• _JOB_
Copy the records below exactly, leaving out every picture.

• _RECORDS FOR THE EXERCISE_
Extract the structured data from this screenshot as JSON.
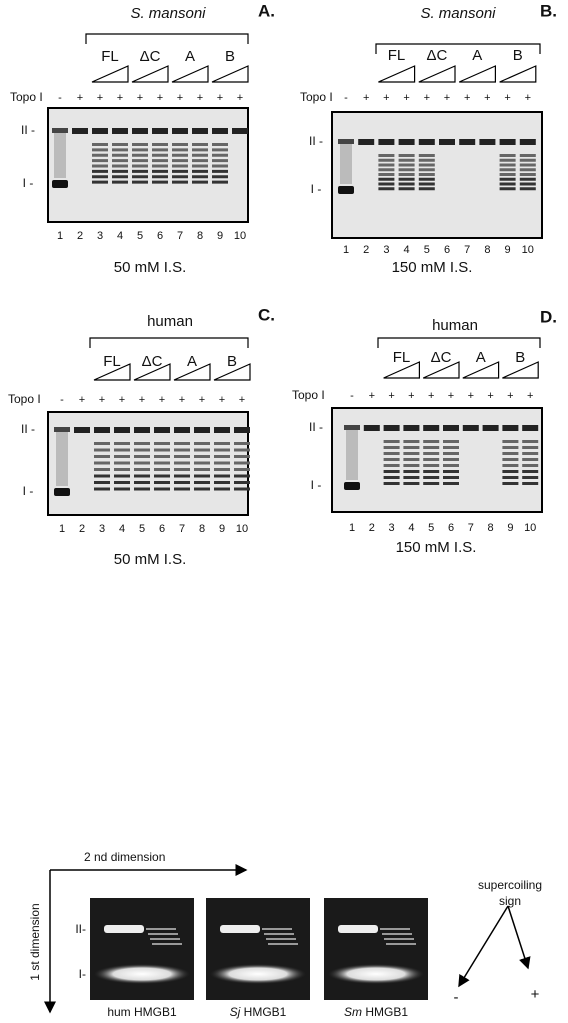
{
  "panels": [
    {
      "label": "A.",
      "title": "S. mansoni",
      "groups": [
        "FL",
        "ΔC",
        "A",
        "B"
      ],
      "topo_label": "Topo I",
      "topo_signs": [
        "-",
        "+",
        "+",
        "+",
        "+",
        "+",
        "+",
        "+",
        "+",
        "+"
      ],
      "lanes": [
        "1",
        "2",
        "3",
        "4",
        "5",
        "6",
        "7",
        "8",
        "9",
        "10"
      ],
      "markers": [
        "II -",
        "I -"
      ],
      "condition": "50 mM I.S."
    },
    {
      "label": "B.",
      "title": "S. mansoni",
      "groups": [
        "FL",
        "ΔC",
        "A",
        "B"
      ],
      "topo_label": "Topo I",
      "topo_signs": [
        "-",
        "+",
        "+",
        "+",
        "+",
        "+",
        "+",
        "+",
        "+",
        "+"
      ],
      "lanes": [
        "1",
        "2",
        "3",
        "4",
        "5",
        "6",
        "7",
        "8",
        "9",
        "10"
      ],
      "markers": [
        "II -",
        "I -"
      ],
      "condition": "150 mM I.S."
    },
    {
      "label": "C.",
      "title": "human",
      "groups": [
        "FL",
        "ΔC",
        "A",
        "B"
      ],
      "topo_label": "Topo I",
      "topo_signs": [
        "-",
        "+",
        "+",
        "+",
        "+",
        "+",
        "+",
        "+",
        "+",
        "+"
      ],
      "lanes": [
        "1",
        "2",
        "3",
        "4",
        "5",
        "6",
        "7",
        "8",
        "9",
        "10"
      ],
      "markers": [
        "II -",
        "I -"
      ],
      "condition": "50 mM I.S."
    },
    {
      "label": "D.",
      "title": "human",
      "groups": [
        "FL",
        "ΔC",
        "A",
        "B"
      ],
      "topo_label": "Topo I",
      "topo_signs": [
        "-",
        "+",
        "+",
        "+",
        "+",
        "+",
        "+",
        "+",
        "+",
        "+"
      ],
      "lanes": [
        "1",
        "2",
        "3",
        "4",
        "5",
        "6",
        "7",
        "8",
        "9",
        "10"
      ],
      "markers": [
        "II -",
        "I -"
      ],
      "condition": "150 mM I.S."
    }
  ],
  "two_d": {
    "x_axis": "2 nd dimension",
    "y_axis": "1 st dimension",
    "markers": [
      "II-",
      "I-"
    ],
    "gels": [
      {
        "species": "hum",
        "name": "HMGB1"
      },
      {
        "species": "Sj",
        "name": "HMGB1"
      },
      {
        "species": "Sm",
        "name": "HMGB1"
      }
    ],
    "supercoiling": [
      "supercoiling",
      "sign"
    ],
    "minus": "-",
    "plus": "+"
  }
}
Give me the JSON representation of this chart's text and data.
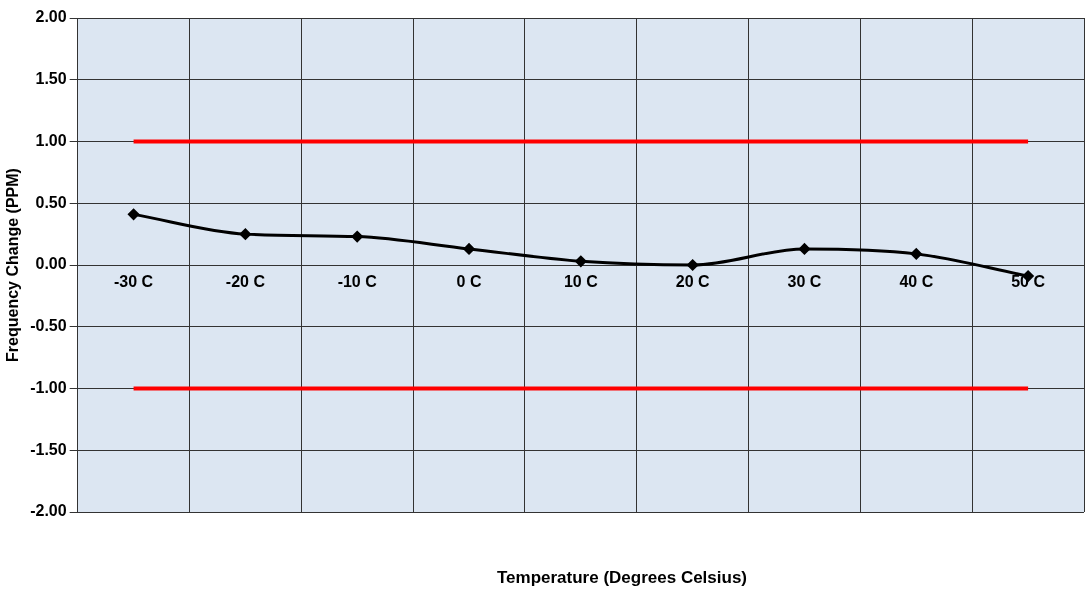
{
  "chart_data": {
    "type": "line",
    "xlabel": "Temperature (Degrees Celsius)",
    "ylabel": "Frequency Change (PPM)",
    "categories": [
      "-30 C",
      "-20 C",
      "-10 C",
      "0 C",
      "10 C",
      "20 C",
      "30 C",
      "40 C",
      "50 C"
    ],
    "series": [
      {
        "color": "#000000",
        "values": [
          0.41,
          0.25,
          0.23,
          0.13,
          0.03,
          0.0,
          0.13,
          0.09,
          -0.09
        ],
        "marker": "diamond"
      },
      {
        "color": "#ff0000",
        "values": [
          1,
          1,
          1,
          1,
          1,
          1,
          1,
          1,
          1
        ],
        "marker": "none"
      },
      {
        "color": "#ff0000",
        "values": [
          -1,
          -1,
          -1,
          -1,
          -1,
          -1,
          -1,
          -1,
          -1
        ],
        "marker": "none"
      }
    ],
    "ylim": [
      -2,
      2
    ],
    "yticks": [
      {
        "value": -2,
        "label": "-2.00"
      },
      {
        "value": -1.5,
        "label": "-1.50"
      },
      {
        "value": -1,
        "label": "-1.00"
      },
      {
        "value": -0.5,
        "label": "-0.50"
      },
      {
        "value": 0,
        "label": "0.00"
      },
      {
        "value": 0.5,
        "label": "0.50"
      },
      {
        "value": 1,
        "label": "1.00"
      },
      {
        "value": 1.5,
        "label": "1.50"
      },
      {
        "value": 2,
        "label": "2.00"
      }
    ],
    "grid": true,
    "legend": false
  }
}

• _FULL ANSWER_
Extract the structured data from this screenshot as JSON.
{
  "panels": [
    {
      "label": "A.",
      "title": "S. mansoni",
      "groups": [
        "FL",
        "ΔC",
        "A",
        "B"
      ],
      "topo_label": "Topo I",
      "topo_signs": [
        "-",
        "+",
        "+",
        "+",
        "+",
        "+",
        "+",
        "+",
        "+",
        "+"
      ],
      "lanes": [
        "1",
        "2",
        "3",
        "4",
        "5",
        "6",
        "7",
        "8",
        "9",
        "10"
      ],
      "markers": [
        "II -",
        "I -"
      ],
      "condition": "50 mM I.S."
    },
    {
      "label": "B.",
      "title": "S. mansoni",
      "groups": [
        "FL",
        "ΔC",
        "A",
        "B"
      ],
      "topo_label": "Topo I",
      "topo_signs": [
        "-",
        "+",
        "+",
        "+",
        "+",
        "+",
        "+",
        "+",
        "+",
        "+"
      ],
      "lanes": [
        "1",
        "2",
        "3",
        "4",
        "5",
        "6",
        "7",
        "8",
        "9",
        "10"
      ],
      "markers": [
        "II -",
        "I -"
      ],
      "condition": "150 mM I.S."
    },
    {
      "label": "C.",
      "title": "human",
      "groups": [
        "FL",
        "ΔC",
        "A",
        "B"
      ],
      "topo_label": "Topo I",
      "topo_signs": [
        "-",
        "+",
        "+",
        "+",
        "+",
        "+",
        "+",
        "+",
        "+",
        "+"
      ],
      "lanes": [
        "1",
        "2",
        "3",
        "4",
        "5",
        "6",
        "7",
        "8",
        "9",
        "10"
      ],
      "markers": [
        "II -",
        "I -"
      ],
      "condition": "50 mM I.S."
    },
    {
      "label": "D.",
      "title": "human",
      "groups": [
        "FL",
        "ΔC",
        "A",
        "B"
      ],
      "topo_label": "Topo I",
      "topo_signs": [
        "-",
        "+",
        "+",
        "+",
        "+",
        "+",
        "+",
        "+",
        "+",
        "+"
      ],
      "lanes": [
        "1",
        "2",
        "3",
        "4",
        "5",
        "6",
        "7",
        "8",
        "9",
        "10"
      ],
      "markers": [
        "II -",
        "I -"
      ],
      "condition": "150 mM I.S."
    }
  ],
  "two_d": {
    "x_axis": "2 nd dimension",
    "y_axis": "1 st dimension",
    "markers": [
      "II-",
      "I-"
    ],
    "gels": [
      {
        "species": "hum",
        "name": "HMGB1"
      },
      {
        "species": "Sj",
        "name": "HMGB1"
      },
      {
        "species": "Sm",
        "name": "HMGB1"
      }
    ],
    "supercoiling": [
      "supercoiling",
      "sign"
    ],
    "minus": "-",
    "plus": "+"
  }
}
Give me the JSON representation of this chart's text and data.
{
  "chart_data": {
    "type": "line",
    "xlabel": "Temperature (Degrees Celsius)",
    "ylabel": "Frequency Change (PPM)",
    "categories": [
      "-30 C",
      "-20 C",
      "-10 C",
      "0 C",
      "10 C",
      "20 C",
      "30 C",
      "40 C",
      "50 C"
    ],
    "series": [
      {
        "color": "#000000",
        "values": [
          0.41,
          0.25,
          0.23,
          0.13,
          0.03,
          0.0,
          0.13,
          0.09,
          -0.09
        ],
        "marker": "diamond"
      },
      {
        "color": "#ff0000",
        "values": [
          1,
          1,
          1,
          1,
          1,
          1,
          1,
          1,
          1
        ],
        "marker": "none"
      },
      {
        "color": "#ff0000",
        "values": [
          -1,
          -1,
          -1,
          -1,
          -1,
          -1,
          -1,
          -1,
          -1
        ],
        "marker": "none"
      }
    ],
    "ylim": [
      -2,
      2
    ],
    "yticks": [
      {
        "value": -2,
        "label": "-2.00"
      },
      {
        "value": -1.5,
        "label": "-1.50"
      },
      {
        "value": -1,
        "label": "-1.00"
      },
      {
        "value": -0.5,
        "label": "-0.50"
      },
      {
        "value": 0,
        "label": "0.00"
      },
      {
        "value": 0.5,
        "label": "0.50"
      },
      {
        "value": 1,
        "label": "1.00"
      },
      {
        "value": 1.5,
        "label": "1.50"
      },
      {
        "value": 2,
        "label": "2.00"
      }
    ],
    "grid": true,
    "legend": false
  }
}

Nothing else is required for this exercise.